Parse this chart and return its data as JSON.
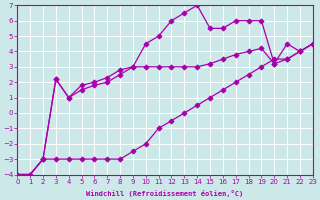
{
  "xlabel": "Windchill (Refroidissement éolien,°C)",
  "xlim": [
    0,
    23
  ],
  "ylim": [
    -4,
    7
  ],
  "bg_color": "#cce8e8",
  "grid_color": "#ffffff",
  "line_color": "#aa00aa",
  "line1_x": [
    0,
    1,
    2,
    3,
    4,
    5,
    6,
    7,
    8,
    9,
    10,
    11,
    12,
    13,
    14,
    15,
    16,
    17,
    18,
    19,
    20,
    21,
    22,
    23
  ],
  "line1_y": [
    -4,
    -4,
    -3,
    -3,
    -3,
    -3,
    -3,
    -3,
    -3,
    -2.5,
    -2,
    -1,
    -0.5,
    0,
    0.5,
    1,
    1.5,
    2,
    2.5,
    3,
    3.5,
    3.5,
    4,
    4.5
  ],
  "line2_x": [
    0,
    1,
    2,
    3,
    4,
    5,
    6,
    7,
    8,
    9,
    10,
    11,
    12,
    13,
    14,
    15,
    16,
    17,
    18,
    19,
    20,
    21,
    22,
    23
  ],
  "line2_y": [
    -4,
    -4,
    -3,
    2.2,
    1.0,
    1.8,
    2.0,
    2.3,
    2.8,
    3.0,
    4.5,
    5.0,
    6.0,
    6.5,
    7.0,
    5.5,
    5.5,
    6.0,
    6.0,
    6.0,
    3.2,
    4.5,
    4.0,
    4.5
  ],
  "line3_x": [
    0,
    1,
    2,
    3,
    4,
    5,
    6,
    7,
    8,
    9,
    10,
    11,
    12,
    13,
    14,
    15,
    16,
    17,
    18,
    19,
    20,
    21,
    22,
    23
  ],
  "line3_y": [
    -4,
    -4,
    -3,
    2.2,
    1.0,
    1.5,
    1.8,
    2.0,
    2.5,
    3.0,
    3.0,
    3.0,
    3.0,
    3.0,
    3.0,
    3.2,
    3.5,
    3.8,
    4.0,
    4.2,
    3.2,
    3.5,
    4.0,
    4.5
  ],
  "marker": "D",
  "marker_size": 2.5,
  "line_width": 0.9
}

◇ ◇ ◇ ◇ ◇ ◇ ◇

# STATED TASK
Write the records out again in full, exactly, and skip every picture.

# SOLUTION FOR THIS EXERCISE
Parse this chart and return its data as JSON.
{
  "xlabel": "Windchill (Refroidissement éolien,°C)",
  "xlim": [
    0,
    23
  ],
  "ylim": [
    -4,
    7
  ],
  "bg_color": "#cce8e8",
  "grid_color": "#ffffff",
  "line_color": "#aa00aa",
  "line1_x": [
    0,
    1,
    2,
    3,
    4,
    5,
    6,
    7,
    8,
    9,
    10,
    11,
    12,
    13,
    14,
    15,
    16,
    17,
    18,
    19,
    20,
    21,
    22,
    23
  ],
  "line1_y": [
    -4,
    -4,
    -3,
    -3,
    -3,
    -3,
    -3,
    -3,
    -3,
    -2.5,
    -2,
    -1,
    -0.5,
    0,
    0.5,
    1,
    1.5,
    2,
    2.5,
    3,
    3.5,
    3.5,
    4,
    4.5
  ],
  "line2_x": [
    0,
    1,
    2,
    3,
    4,
    5,
    6,
    7,
    8,
    9,
    10,
    11,
    12,
    13,
    14,
    15,
    16,
    17,
    18,
    19,
    20,
    21,
    22,
    23
  ],
  "line2_y": [
    -4,
    -4,
    -3,
    2.2,
    1.0,
    1.8,
    2.0,
    2.3,
    2.8,
    3.0,
    4.5,
    5.0,
    6.0,
    6.5,
    7.0,
    5.5,
    5.5,
    6.0,
    6.0,
    6.0,
    3.2,
    4.5,
    4.0,
    4.5
  ],
  "line3_x": [
    0,
    1,
    2,
    3,
    4,
    5,
    6,
    7,
    8,
    9,
    10,
    11,
    12,
    13,
    14,
    15,
    16,
    17,
    18,
    19,
    20,
    21,
    22,
    23
  ],
  "line3_y": [
    -4,
    -4,
    -3,
    2.2,
    1.0,
    1.5,
    1.8,
    2.0,
    2.5,
    3.0,
    3.0,
    3.0,
    3.0,
    3.0,
    3.0,
    3.2,
    3.5,
    3.8,
    4.0,
    4.2,
    3.2,
    3.5,
    4.0,
    4.5
  ],
  "marker": "D",
  "marker_size": 2.5,
  "line_width": 0.9
}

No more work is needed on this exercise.